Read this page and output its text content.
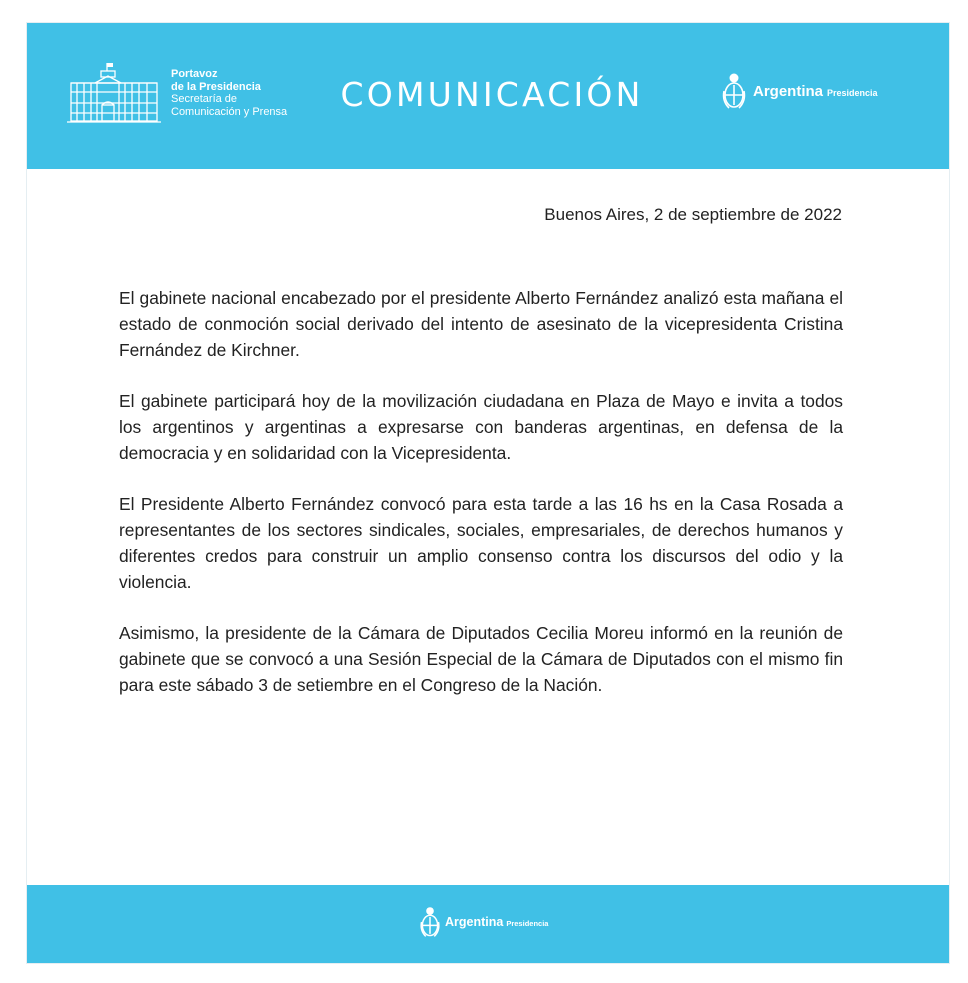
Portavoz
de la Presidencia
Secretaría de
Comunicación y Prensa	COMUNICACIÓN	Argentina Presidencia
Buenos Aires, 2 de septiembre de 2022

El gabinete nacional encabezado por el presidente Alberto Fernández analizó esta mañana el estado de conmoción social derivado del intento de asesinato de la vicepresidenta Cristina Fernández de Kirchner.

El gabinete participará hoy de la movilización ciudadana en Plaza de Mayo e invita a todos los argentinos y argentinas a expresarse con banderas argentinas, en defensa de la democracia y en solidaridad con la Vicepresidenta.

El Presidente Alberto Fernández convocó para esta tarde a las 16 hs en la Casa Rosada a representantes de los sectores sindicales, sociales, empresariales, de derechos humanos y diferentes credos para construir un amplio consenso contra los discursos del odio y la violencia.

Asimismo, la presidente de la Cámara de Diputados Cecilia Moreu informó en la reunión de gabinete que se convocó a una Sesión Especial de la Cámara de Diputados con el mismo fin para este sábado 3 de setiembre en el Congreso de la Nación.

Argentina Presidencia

Instructions to follow | Show each line in the entries that holds the string "Alberto".

Exercise response |
El gabinete nacional encabezado por el presidente Alberto Fernández analizó esta mañana el estado de conmoción social derivado del intento de asesinato de la vicepresidenta Cristina Fernández de Kirchner.
El Presidente Alberto Fernández convocó para esta tarde a las 16 hs en la Casa Rosada a representantes de los sectores sindicales, sociales, empresariales, de derechos humanos y diferentes credos para construir un amplio consenso contra los discursos del odio y la violencia.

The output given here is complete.